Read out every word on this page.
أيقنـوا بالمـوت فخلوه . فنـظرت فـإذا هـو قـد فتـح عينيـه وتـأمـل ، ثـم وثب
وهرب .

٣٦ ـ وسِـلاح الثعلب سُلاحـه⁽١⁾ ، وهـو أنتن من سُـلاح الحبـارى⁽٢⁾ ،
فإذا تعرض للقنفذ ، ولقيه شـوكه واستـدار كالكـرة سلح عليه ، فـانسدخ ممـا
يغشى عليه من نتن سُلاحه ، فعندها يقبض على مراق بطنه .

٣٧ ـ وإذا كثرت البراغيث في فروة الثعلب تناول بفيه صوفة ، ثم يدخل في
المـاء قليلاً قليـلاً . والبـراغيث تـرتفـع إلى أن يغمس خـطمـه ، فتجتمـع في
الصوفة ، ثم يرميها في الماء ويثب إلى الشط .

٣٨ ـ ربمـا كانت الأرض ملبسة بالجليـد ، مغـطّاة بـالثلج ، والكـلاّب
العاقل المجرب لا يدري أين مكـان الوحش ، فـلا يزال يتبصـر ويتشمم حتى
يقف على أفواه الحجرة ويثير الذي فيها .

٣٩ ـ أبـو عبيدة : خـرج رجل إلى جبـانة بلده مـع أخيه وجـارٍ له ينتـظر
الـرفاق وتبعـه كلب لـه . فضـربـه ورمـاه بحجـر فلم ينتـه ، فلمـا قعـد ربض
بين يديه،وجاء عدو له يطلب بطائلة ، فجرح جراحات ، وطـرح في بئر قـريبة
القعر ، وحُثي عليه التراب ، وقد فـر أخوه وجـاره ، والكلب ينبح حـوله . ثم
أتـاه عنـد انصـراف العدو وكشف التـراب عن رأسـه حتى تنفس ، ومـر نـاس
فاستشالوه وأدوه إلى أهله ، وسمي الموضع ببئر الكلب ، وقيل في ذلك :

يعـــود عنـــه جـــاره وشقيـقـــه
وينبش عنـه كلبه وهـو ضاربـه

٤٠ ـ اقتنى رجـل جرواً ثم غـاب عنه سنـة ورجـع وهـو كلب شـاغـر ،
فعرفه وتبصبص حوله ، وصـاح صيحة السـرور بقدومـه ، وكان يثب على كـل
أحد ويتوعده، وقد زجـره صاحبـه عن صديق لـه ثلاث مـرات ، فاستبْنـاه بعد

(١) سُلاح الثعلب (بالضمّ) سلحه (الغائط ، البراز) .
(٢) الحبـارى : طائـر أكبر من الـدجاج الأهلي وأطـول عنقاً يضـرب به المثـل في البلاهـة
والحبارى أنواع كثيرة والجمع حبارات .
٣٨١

# # # # #

Answer with one number: how many lines of the entries above include the word "عليه".

◆ **TASK ANSWER**
3